Task prompt:
Give only one thing: the number of lines that include the word "方能投掷到期望的位置".

— Start —

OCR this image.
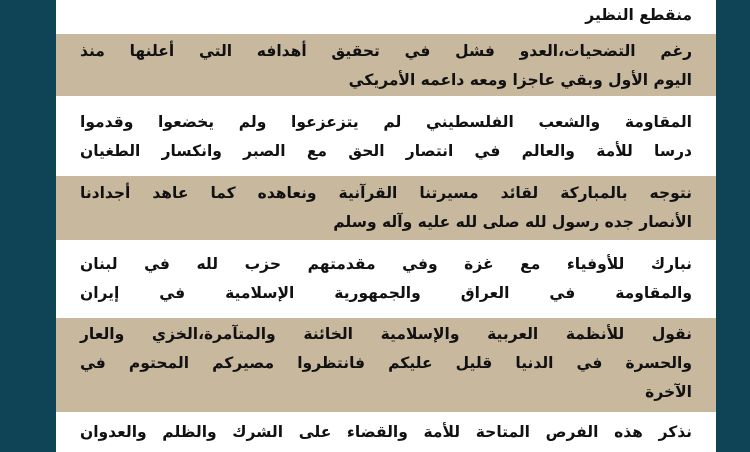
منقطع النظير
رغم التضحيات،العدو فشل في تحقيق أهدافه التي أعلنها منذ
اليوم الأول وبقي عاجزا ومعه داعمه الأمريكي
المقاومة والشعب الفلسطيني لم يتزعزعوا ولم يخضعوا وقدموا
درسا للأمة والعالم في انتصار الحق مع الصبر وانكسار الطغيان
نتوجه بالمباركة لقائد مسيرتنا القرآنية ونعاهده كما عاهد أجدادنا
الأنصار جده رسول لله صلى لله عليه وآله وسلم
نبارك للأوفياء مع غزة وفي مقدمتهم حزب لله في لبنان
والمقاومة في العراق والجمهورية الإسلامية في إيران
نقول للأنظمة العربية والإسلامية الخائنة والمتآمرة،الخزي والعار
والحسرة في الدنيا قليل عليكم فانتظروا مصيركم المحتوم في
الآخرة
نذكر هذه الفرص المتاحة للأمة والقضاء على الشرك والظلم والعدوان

— End —
— Start —

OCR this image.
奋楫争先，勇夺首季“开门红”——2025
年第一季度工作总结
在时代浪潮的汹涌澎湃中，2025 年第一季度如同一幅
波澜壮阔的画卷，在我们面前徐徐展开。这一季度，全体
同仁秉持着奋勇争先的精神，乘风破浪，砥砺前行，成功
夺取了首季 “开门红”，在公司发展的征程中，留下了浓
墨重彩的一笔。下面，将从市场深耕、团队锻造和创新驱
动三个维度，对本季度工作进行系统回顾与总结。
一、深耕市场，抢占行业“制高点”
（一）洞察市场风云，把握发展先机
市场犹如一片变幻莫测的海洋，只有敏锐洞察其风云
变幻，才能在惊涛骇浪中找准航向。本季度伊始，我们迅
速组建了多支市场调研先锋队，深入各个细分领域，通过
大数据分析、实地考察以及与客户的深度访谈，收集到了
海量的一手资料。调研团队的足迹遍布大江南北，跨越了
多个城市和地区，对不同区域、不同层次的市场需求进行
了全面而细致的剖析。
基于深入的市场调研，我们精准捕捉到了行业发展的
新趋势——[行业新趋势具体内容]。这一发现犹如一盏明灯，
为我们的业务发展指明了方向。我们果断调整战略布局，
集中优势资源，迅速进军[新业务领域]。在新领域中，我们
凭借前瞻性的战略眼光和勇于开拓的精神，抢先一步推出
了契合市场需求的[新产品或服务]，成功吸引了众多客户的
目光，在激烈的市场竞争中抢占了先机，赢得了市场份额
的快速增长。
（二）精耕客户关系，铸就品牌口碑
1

— End —
— Start —

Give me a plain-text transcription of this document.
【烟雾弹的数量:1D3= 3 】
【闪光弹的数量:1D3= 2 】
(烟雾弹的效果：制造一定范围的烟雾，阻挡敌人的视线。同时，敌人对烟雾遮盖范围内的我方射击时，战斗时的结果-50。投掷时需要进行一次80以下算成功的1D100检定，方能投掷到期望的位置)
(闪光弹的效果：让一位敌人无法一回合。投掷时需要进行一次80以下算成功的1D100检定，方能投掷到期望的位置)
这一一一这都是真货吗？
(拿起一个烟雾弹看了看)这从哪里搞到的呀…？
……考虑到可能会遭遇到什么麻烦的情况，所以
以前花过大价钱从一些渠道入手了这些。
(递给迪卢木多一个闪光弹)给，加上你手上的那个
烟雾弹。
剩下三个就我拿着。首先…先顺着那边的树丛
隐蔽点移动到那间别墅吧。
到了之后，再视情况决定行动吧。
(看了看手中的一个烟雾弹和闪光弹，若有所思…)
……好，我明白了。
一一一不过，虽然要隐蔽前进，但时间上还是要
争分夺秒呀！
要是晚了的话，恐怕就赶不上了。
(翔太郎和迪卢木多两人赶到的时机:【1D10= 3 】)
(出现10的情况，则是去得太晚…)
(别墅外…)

— End —

Complete response:
2